→ Exercise goal: Lines containing the word "screenshot" are the ones to copy from the records below.

(Figure data in JSON)
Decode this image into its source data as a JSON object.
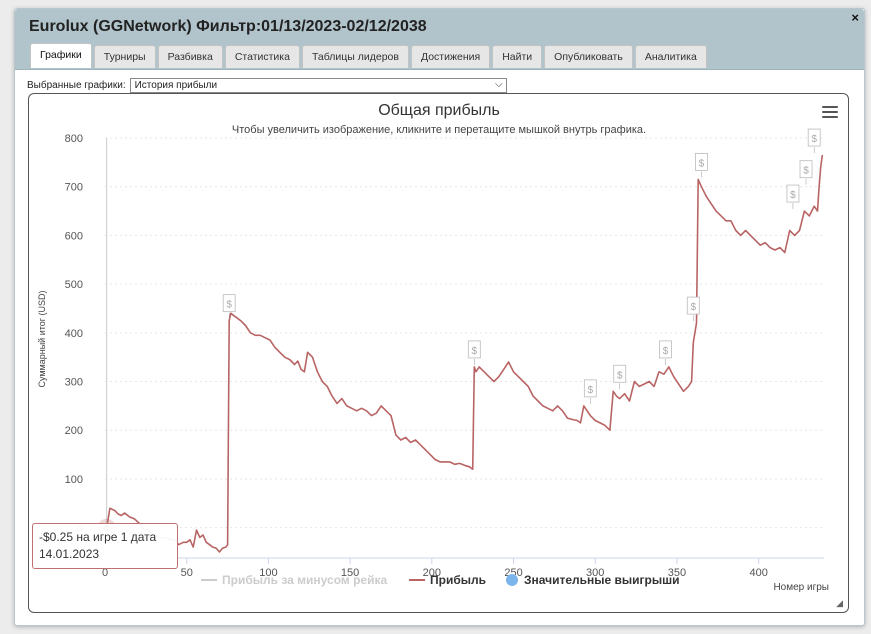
{
  "window": {
    "title": "Eurolux (GGNetwork) Фильтр:01/13/2023-02/12/2038",
    "close_glyph": "×"
  },
  "tabs": [
    {
      "label": "Графики",
      "active": true
    },
    {
      "label": "Турниры",
      "active": false
    },
    {
      "label": "Разбивка",
      "active": false
    },
    {
      "label": "Статистика",
      "active": false
    },
    {
      "label": "Таблицы лидеров",
      "active": false
    },
    {
      "label": "Достижения",
      "active": false
    },
    {
      "label": "Найти",
      "active": false
    },
    {
      "label": "Опубликовать",
      "active": false
    },
    {
      "label": "Аналитика",
      "active": false
    }
  ],
  "graph_selector": {
    "label": "Выбранные графики:",
    "value": "История прибыли"
  },
  "tooltip": {
    "line1": "-$0.25 на игре 1 дата",
    "line2": "14.01.2023"
  },
  "chart_data": {
    "type": "line",
    "title": "Общая прибыль",
    "subtitle": "Чтобы увеличить изображение, кликните и перетащите мышкой внутрь графика.",
    "ylabel": "Суммарный итог (USD)",
    "xlabel": "Номер игры",
    "ylim": [
      -50,
      800
    ],
    "xlim": [
      0,
      440
    ],
    "yticks": [
      0,
      100,
      200,
      300,
      400,
      500,
      600,
      700,
      800
    ],
    "xticks": [
      0,
      50,
      100,
      150,
      200,
      250,
      300,
      350,
      400
    ],
    "grid": "horizontal dotted",
    "legend_position": "bottom",
    "legend": [
      {
        "name": "Прибыль за минусом рейка",
        "state": "hidden"
      },
      {
        "name": "Прибыль",
        "state": "visible"
      },
      {
        "name": "Значительные выигрыши",
        "state": "visible"
      }
    ],
    "colors": {
      "profit": "#b96464",
      "rake_hidden": "#cccccc",
      "big_wins": "#7cb5ec"
    },
    "series": [
      {
        "name": "Прибыль",
        "x": [
          1,
          3,
          6,
          8,
          10,
          12,
          15,
          18,
          20,
          22,
          24,
          26,
          28,
          30,
          33,
          35,
          38,
          40,
          43,
          45,
          48,
          50,
          52,
          54,
          56,
          58,
          60,
          62,
          64,
          66,
          68,
          70,
          72,
          74,
          75,
          76,
          77,
          79,
          81,
          83,
          86,
          89,
          92,
          95,
          98,
          101,
          104,
          107,
          110,
          113,
          116,
          118,
          120,
          122,
          124,
          127,
          130,
          133,
          136,
          139,
          142,
          145,
          148,
          151,
          154,
          157,
          160,
          163,
          166,
          169,
          172,
          175,
          178,
          181,
          184,
          187,
          190,
          193,
          196,
          199,
          202,
          205,
          208,
          211,
          214,
          217,
          220,
          223,
          225,
          226,
          227,
          229,
          232,
          235,
          238,
          241,
          244,
          247,
          250,
          253,
          256,
          259,
          262,
          265,
          268,
          271,
          274,
          277,
          280,
          283,
          286,
          289,
          291,
          293,
          295,
          297,
          300,
          303,
          306,
          309,
          311,
          313,
          315,
          318,
          321,
          324,
          327,
          330,
          333,
          336,
          339,
          342,
          345,
          348,
          351,
          354,
          357,
          359,
          360,
          361,
          362,
          363,
          365,
          368,
          371,
          374,
          377,
          380,
          383,
          386,
          389,
          392,
          395,
          398,
          401,
          404,
          407,
          410,
          413,
          416,
          419,
          422,
          425,
          428,
          431,
          434,
          436,
          437,
          438,
          439
        ],
        "y": [
          -1,
          40,
          35,
          28,
          25,
          30,
          22,
          18,
          12,
          5,
          -5,
          -3,
          -10,
          -15,
          -18,
          -22,
          -20,
          -25,
          -25,
          -35,
          -30,
          -30,
          -25,
          -40,
          -5,
          -20,
          -15,
          -30,
          -35,
          -40,
          -42,
          -50,
          -42,
          -40,
          -35,
          425,
          440,
          435,
          430,
          425,
          415,
          400,
          395,
          395,
          390,
          385,
          370,
          360,
          350,
          345,
          335,
          342,
          325,
          320,
          360,
          350,
          320,
          300,
          290,
          270,
          255,
          265,
          250,
          245,
          240,
          245,
          240,
          230,
          235,
          250,
          240,
          230,
          190,
          180,
          185,
          175,
          180,
          170,
          160,
          150,
          140,
          135,
          135,
          135,
          130,
          132,
          128,
          125,
          120,
          330,
          320,
          330,
          320,
          310,
          300,
          310,
          325,
          340,
          320,
          310,
          300,
          290,
          270,
          260,
          250,
          245,
          240,
          250,
          240,
          225,
          222,
          220,
          215,
          250,
          240,
          230,
          220,
          215,
          210,
          200,
          280,
          270,
          265,
          275,
          260,
          300,
          290,
          295,
          300,
          290,
          320,
          315,
          330,
          310,
          295,
          280,
          290,
          300,
          380,
          400,
          420,
          715,
          700,
          680,
          665,
          650,
          640,
          630,
          630,
          610,
          600,
          610,
          600,
          590,
          580,
          585,
          575,
          570,
          575,
          565,
          610,
          600,
          610,
          650,
          640,
          660,
          650,
          700,
          740,
          765
        ]
      },
      {
        "name": "Значительные выигрыши",
        "x": [
          76,
          226,
          297,
          315,
          343,
          360,
          365,
          421,
          429,
          434
        ],
        "y": [
          425,
          330,
          250,
          280,
          330,
          420,
          715,
          650,
          700,
          765
        ]
      }
    ],
    "highlight_point": {
      "x": 1,
      "y": -0.25
    }
  }
}
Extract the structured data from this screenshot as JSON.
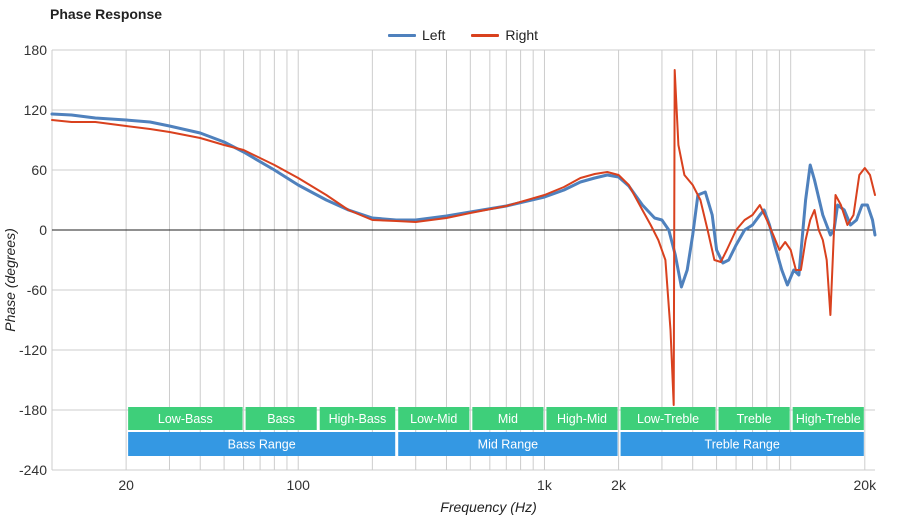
{
  "chart_data": {
    "type": "line",
    "title": "Phase Response",
    "xlabel": "Frequency (Hz)",
    "ylabel": "Phase (degrees)",
    "x_scale": "log",
    "xlim": [
      10,
      22000
    ],
    "ylim": [
      -240,
      180
    ],
    "y_ticks": [
      180,
      120,
      60,
      0,
      -60,
      -120,
      -180,
      -240
    ],
    "x_ticks": [
      {
        "value": 20,
        "label": "20"
      },
      {
        "value": 100,
        "label": "100"
      },
      {
        "value": 1000,
        "label": "1k"
      },
      {
        "value": 2000,
        "label": "2k"
      },
      {
        "value": 20000,
        "label": "20k"
      }
    ],
    "legend_position": "top-center",
    "series": [
      {
        "name": "Left",
        "color": "#4f81bd",
        "points": [
          [
            10,
            116
          ],
          [
            12,
            115
          ],
          [
            15,
            112
          ],
          [
            20,
            110
          ],
          [
            25,
            108
          ],
          [
            30,
            104
          ],
          [
            40,
            97
          ],
          [
            50,
            88
          ],
          [
            60,
            78
          ],
          [
            80,
            60
          ],
          [
            100,
            45
          ],
          [
            130,
            30
          ],
          [
            160,
            20
          ],
          [
            200,
            12
          ],
          [
            250,
            10
          ],
          [
            300,
            10
          ],
          [
            400,
            14
          ],
          [
            500,
            18
          ],
          [
            700,
            24
          ],
          [
            1000,
            33
          ],
          [
            1200,
            40
          ],
          [
            1400,
            48
          ],
          [
            1600,
            52
          ],
          [
            1800,
            55
          ],
          [
            2000,
            53
          ],
          [
            2200,
            44
          ],
          [
            2500,
            25
          ],
          [
            2800,
            12
          ],
          [
            3000,
            10
          ],
          [
            3200,
            0
          ],
          [
            3400,
            -25
          ],
          [
            3600,
            -57
          ],
          [
            3800,
            -40
          ],
          [
            4000,
            -5
          ],
          [
            4200,
            35
          ],
          [
            4500,
            38
          ],
          [
            4800,
            15
          ],
          [
            5000,
            -20
          ],
          [
            5300,
            -33
          ],
          [
            5600,
            -30
          ],
          [
            6000,
            -15
          ],
          [
            6500,
            0
          ],
          [
            7000,
            5
          ],
          [
            7500,
            15
          ],
          [
            7800,
            20
          ],
          [
            8200,
            5
          ],
          [
            8600,
            -15
          ],
          [
            9200,
            -40
          ],
          [
            9700,
            -55
          ],
          [
            10300,
            -40
          ],
          [
            10800,
            -45
          ],
          [
            11500,
            30
          ],
          [
            12000,
            65
          ],
          [
            12500,
            50
          ],
          [
            13500,
            15
          ],
          [
            14500,
            -5
          ],
          [
            15000,
            0
          ],
          [
            15500,
            25
          ],
          [
            16500,
            20
          ],
          [
            17500,
            5
          ],
          [
            18500,
            10
          ],
          [
            19500,
            25
          ],
          [
            20500,
            25
          ],
          [
            21500,
            10
          ],
          [
            22000,
            -5
          ]
        ]
      },
      {
        "name": "Right",
        "color": "#d9411e",
        "points": [
          [
            10,
            110
          ],
          [
            12,
            108
          ],
          [
            15,
            108
          ],
          [
            20,
            104
          ],
          [
            25,
            101
          ],
          [
            30,
            98
          ],
          [
            40,
            92
          ],
          [
            50,
            85
          ],
          [
            60,
            80
          ],
          [
            80,
            65
          ],
          [
            100,
            52
          ],
          [
            130,
            35
          ],
          [
            160,
            20
          ],
          [
            200,
            10
          ],
          [
            250,
            9
          ],
          [
            300,
            8
          ],
          [
            400,
            12
          ],
          [
            500,
            17
          ],
          [
            700,
            24
          ],
          [
            1000,
            35
          ],
          [
            1200,
            43
          ],
          [
            1400,
            52
          ],
          [
            1600,
            56
          ],
          [
            1800,
            58
          ],
          [
            2000,
            55
          ],
          [
            2200,
            45
          ],
          [
            2500,
            20
          ],
          [
            2700,
            5
          ],
          [
            2900,
            -10
          ],
          [
            3100,
            -30
          ],
          [
            3250,
            -100
          ],
          [
            3350,
            -175
          ],
          [
            3380,
            160
          ],
          [
            3500,
            85
          ],
          [
            3700,
            55
          ],
          [
            4000,
            45
          ],
          [
            4300,
            30
          ],
          [
            4600,
            0
          ],
          [
            4900,
            -30
          ],
          [
            5200,
            -32
          ],
          [
            5500,
            -20
          ],
          [
            6000,
            0
          ],
          [
            6500,
            10
          ],
          [
            7000,
            15
          ],
          [
            7500,
            25
          ],
          [
            8000,
            10
          ],
          [
            8500,
            -5
          ],
          [
            9000,
            -20
          ],
          [
            9500,
            -12
          ],
          [
            10000,
            -20
          ],
          [
            10500,
            -40
          ],
          [
            11000,
            -40
          ],
          [
            11500,
            -10
          ],
          [
            12000,
            10
          ],
          [
            12500,
            20
          ],
          [
            13000,
            0
          ],
          [
            13500,
            -10
          ],
          [
            14000,
            -30
          ],
          [
            14500,
            -85
          ],
          [
            15200,
            35
          ],
          [
            16000,
            25
          ],
          [
            17000,
            5
          ],
          [
            18000,
            15
          ],
          [
            19000,
            55
          ],
          [
            20000,
            62
          ],
          [
            21000,
            55
          ],
          [
            22000,
            35
          ]
        ]
      }
    ],
    "range_bands": [
      {
        "label": "Low-Bass",
        "from": 20,
        "to": 60,
        "color": "#3ecf7a",
        "row": 1
      },
      {
        "label": "Bass",
        "from": 60,
        "to": 120,
        "color": "#3ecf7a",
        "row": 1
      },
      {
        "label": "High-Bass",
        "from": 120,
        "to": 250,
        "color": "#3ecf7a",
        "row": 1
      },
      {
        "label": "Low-Mid",
        "from": 250,
        "to": 500,
        "color": "#3ecf7a",
        "row": 1
      },
      {
        "label": "Mid",
        "from": 500,
        "to": 1000,
        "color": "#3ecf7a",
        "row": 1
      },
      {
        "label": "High-Mid",
        "from": 1000,
        "to": 2000,
        "color": "#3ecf7a",
        "row": 1
      },
      {
        "label": "Low-Treble",
        "from": 2000,
        "to": 5000,
        "color": "#3ecf7a",
        "row": 1
      },
      {
        "label": "Treble",
        "from": 5000,
        "to": 10000,
        "color": "#3ecf7a",
        "row": 1
      },
      {
        "label": "High-Treble",
        "from": 10000,
        "to": 20000,
        "color": "#3ecf7a",
        "row": 1
      },
      {
        "label": "Bass Range",
        "from": 20,
        "to": 250,
        "color": "#3498e3",
        "row": 2
      },
      {
        "label": "Mid Range",
        "from": 250,
        "to": 2000,
        "color": "#3498e3",
        "row": 2
      },
      {
        "label": "Treble Range",
        "from": 2000,
        "to": 20000,
        "color": "#3498e3",
        "row": 2
      }
    ]
  }
}
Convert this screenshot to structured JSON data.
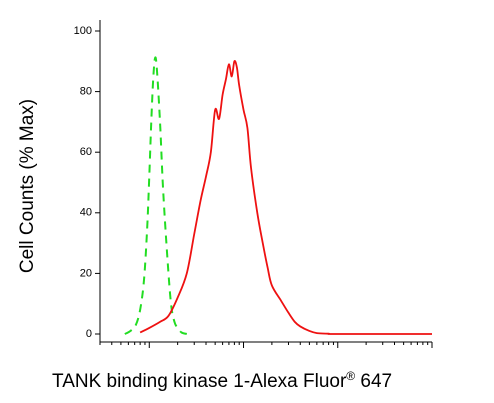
{
  "chart_data": {
    "type": "line",
    "xlabel_main": "TANK binding kinase 1-Alexa Fluor",
    "xlabel_sup": "®",
    "xlabel_tail": " 647",
    "ylabel": "Cell Counts (% Max)",
    "xscale": "log",
    "xlim": [
      0.3,
      1000
    ],
    "ylim": [
      0,
      100
    ],
    "y_ticks": [
      0,
      20,
      40,
      60,
      80,
      100
    ],
    "y_tick_labels": [
      "0",
      "20",
      "40",
      "60",
      "80",
      "100"
    ],
    "x_major_ticks": [
      1,
      10,
      100,
      1000
    ],
    "grid": false,
    "legend": "none",
    "series": [
      {
        "color": "#22dd22",
        "style": "dashed",
        "x": [
          0.55,
          0.63,
          0.72,
          0.8,
          0.88,
          0.95,
          1.0,
          1.05,
          1.1,
          1.15,
          1.2,
          1.3,
          1.4,
          1.55,
          1.7,
          1.85,
          2.0,
          2.2,
          2.5
        ],
        "y": [
          0,
          1,
          3,
          8,
          18,
          35,
          52,
          70,
          84,
          91,
          88,
          70,
          48,
          26,
          10,
          4,
          2,
          0.5,
          0
        ]
      },
      {
        "color": "#ee1111",
        "style": "solid",
        "x": [
          0.8,
          1.0,
          1.3,
          1.6,
          2.0,
          2.5,
          3.0,
          3.5,
          4.0,
          4.5,
          5.0,
          5.5,
          6.0,
          6.5,
          7.0,
          7.5,
          8.0,
          8.5,
          9.0,
          10.0,
          11.0,
          12.0,
          14.0,
          16.0,
          18.0,
          20.0,
          25.0,
          30.0,
          35.0,
          40.0,
          50.0,
          60.0,
          80.0,
          100.0,
          1000.0
        ],
        "y": [
          0.5,
          2,
          4,
          6,
          12,
          20,
          33,
          44,
          52,
          60,
          74,
          71,
          79,
          84,
          89,
          85,
          90,
          88,
          82,
          74,
          68,
          55,
          40,
          30,
          22,
          16,
          11,
          7,
          4,
          2.5,
          1,
          0.3,
          0.1,
          0,
          0
        ]
      }
    ]
  }
}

→ Expected output:
Extract the structured data from this screenshot as JSON.
Convert this screenshot to structured JSON data.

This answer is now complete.